» DATA EXTRACT
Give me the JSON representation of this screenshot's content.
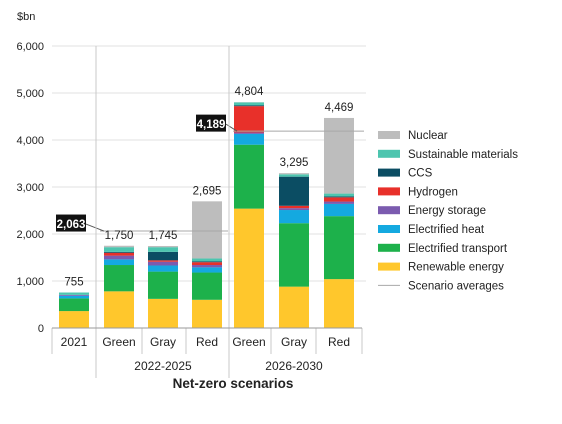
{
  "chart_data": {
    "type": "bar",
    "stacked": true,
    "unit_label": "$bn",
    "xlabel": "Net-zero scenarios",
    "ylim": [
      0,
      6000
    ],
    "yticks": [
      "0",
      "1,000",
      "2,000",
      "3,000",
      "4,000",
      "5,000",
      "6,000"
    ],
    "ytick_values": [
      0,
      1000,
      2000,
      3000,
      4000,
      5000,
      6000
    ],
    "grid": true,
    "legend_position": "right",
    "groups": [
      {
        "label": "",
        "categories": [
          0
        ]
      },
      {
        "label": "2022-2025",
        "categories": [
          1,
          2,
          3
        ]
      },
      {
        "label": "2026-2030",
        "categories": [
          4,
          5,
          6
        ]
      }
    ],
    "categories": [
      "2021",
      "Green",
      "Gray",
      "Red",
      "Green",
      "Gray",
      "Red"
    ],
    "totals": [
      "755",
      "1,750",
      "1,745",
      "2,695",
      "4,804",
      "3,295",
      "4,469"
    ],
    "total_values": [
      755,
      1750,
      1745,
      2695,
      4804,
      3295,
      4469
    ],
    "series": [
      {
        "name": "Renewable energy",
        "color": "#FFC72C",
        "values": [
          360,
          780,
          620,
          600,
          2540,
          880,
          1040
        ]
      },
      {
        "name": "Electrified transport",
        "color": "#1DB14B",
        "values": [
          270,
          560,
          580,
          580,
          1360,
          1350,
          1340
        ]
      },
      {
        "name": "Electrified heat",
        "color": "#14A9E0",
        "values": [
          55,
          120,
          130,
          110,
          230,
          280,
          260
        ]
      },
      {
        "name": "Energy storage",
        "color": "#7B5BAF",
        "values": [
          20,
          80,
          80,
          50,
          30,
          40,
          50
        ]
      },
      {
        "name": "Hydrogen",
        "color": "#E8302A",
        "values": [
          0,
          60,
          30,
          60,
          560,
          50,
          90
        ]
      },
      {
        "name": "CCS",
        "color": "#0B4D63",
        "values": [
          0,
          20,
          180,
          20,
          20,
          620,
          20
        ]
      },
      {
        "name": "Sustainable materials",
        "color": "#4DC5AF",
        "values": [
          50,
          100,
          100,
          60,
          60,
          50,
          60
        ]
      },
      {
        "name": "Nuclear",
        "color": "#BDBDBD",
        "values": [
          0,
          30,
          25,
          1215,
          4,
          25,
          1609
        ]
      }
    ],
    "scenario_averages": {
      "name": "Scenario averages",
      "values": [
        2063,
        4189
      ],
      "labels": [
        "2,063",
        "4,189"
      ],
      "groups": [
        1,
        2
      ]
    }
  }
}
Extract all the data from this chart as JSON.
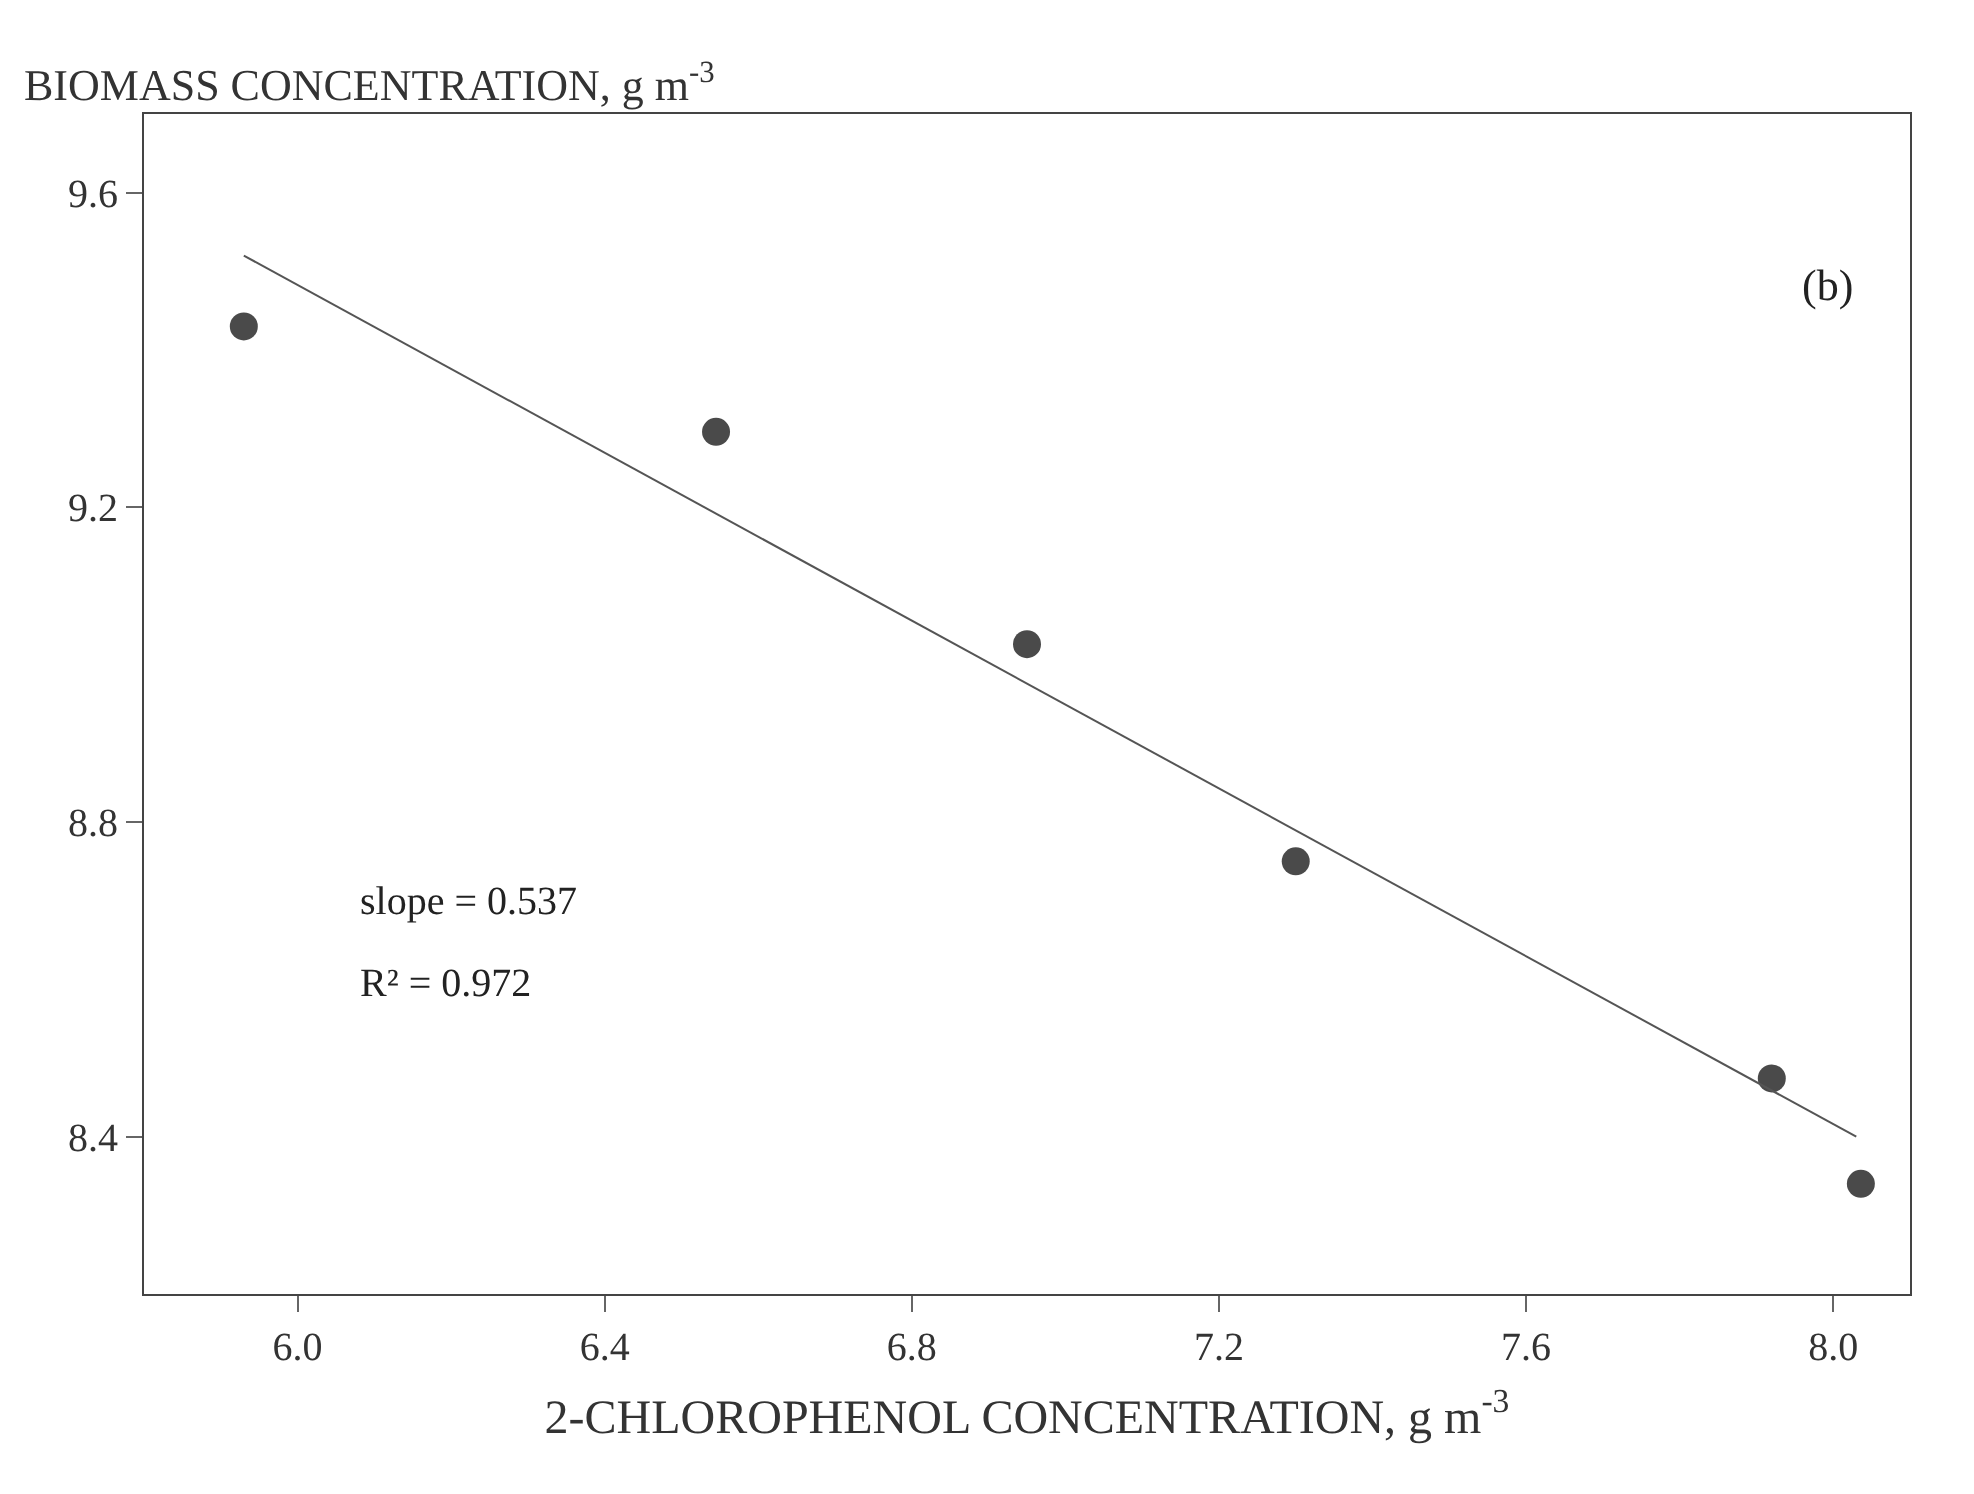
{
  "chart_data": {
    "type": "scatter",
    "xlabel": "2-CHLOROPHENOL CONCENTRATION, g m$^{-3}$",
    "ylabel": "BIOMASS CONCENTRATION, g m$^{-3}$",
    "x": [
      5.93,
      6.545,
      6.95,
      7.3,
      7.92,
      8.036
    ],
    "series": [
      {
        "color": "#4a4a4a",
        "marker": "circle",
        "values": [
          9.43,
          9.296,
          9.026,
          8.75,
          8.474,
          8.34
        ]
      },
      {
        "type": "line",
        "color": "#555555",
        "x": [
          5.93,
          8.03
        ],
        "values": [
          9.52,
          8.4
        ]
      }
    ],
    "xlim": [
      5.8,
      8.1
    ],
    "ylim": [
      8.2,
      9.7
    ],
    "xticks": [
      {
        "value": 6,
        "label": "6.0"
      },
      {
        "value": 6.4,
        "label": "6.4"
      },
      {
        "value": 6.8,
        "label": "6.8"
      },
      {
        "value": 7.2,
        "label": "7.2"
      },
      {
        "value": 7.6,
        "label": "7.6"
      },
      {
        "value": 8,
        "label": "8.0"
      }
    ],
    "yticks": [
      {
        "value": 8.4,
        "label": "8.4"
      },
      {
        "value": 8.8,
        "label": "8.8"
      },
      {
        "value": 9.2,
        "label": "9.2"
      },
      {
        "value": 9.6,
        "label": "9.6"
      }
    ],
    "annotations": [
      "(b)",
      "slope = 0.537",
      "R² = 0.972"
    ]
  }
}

* * *

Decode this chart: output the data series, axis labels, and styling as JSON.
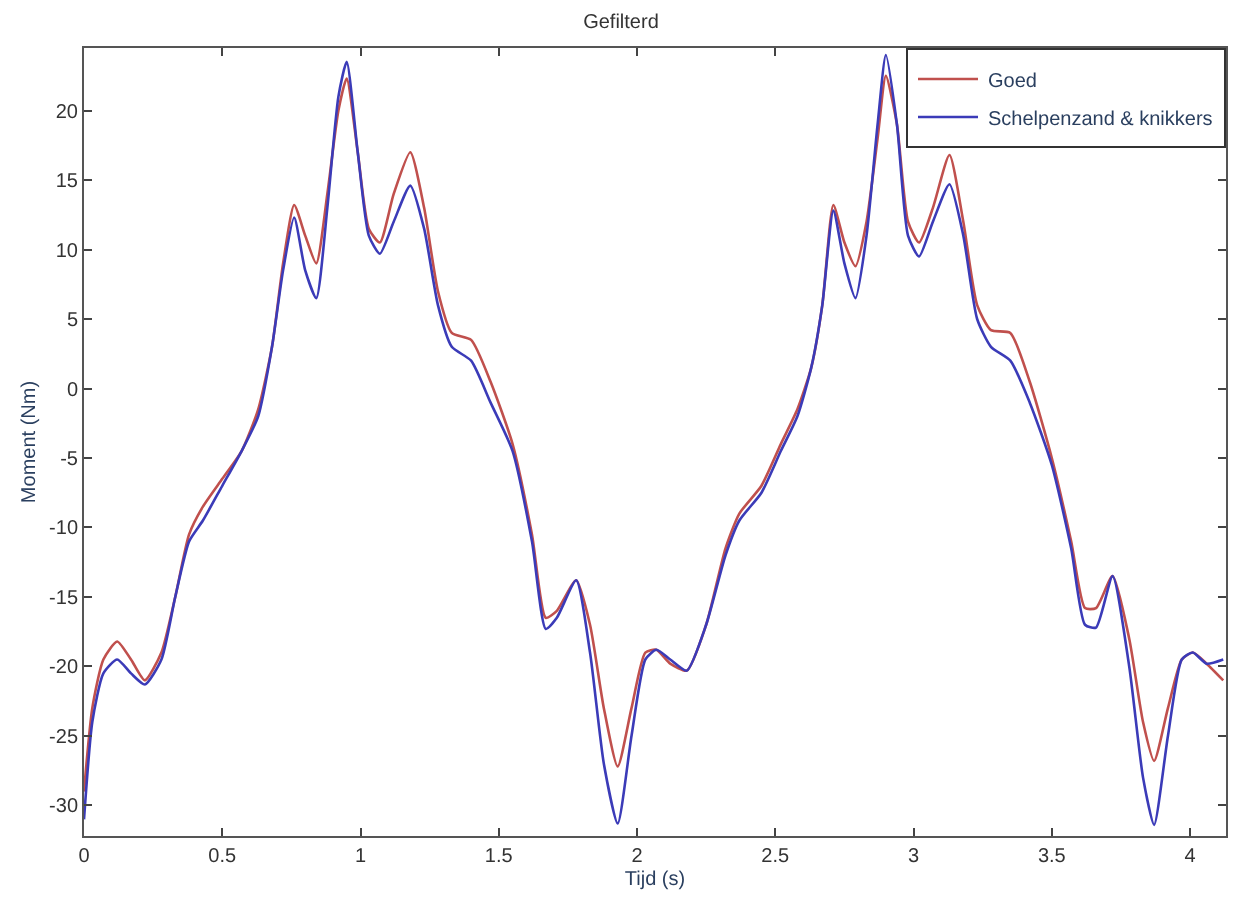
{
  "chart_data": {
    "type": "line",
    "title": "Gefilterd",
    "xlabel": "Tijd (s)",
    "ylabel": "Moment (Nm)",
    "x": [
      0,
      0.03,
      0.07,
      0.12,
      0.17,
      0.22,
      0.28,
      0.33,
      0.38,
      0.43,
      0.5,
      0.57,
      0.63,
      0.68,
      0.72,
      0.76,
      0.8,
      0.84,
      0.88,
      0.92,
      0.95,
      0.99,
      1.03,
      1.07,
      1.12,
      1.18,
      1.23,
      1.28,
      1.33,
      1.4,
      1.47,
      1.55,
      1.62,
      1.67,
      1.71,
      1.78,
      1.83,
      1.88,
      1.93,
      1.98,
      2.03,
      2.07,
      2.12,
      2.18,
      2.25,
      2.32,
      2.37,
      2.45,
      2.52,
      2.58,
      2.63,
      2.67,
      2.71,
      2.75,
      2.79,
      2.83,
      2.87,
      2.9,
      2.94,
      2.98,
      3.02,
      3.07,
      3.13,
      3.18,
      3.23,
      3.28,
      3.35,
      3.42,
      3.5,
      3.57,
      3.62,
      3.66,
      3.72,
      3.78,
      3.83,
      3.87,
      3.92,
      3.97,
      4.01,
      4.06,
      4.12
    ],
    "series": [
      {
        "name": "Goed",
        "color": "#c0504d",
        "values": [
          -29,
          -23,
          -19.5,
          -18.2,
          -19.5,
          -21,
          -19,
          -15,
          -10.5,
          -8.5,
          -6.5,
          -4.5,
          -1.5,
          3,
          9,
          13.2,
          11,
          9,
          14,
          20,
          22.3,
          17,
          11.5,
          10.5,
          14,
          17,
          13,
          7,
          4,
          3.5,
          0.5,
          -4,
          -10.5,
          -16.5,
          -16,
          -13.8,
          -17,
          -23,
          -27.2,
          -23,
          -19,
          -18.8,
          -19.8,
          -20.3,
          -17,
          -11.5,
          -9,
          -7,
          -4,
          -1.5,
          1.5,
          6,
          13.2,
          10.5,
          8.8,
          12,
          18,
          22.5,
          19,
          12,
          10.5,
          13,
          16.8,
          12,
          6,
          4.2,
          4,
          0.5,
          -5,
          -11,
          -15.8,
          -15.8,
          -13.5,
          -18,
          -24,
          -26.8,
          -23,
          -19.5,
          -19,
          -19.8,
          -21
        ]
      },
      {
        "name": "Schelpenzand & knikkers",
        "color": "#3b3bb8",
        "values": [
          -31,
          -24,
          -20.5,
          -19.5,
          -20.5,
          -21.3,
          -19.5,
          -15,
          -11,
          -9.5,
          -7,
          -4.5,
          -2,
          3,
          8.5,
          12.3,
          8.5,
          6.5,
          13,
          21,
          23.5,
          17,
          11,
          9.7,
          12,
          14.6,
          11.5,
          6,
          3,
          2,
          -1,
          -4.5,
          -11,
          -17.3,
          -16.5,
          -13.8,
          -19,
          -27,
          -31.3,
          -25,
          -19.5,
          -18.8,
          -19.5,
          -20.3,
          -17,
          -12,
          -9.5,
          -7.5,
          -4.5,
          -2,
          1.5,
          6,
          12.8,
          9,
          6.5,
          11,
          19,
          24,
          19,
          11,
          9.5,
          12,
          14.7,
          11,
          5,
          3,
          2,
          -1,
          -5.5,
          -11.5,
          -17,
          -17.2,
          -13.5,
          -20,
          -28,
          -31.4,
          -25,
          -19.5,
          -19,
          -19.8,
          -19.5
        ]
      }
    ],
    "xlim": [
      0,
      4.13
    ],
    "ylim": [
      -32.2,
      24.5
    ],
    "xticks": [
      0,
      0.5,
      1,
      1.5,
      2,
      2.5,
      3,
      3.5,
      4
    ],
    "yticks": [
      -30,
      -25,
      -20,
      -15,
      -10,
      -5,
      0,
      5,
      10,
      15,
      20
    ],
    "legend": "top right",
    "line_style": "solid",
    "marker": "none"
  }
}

» EXERCISE DESCRIPTION
Identify and extract each line of the listing that contains "right".

» RESULT OF THIS EXERCISE
    "legend_position": "right",
    "legend": "top right",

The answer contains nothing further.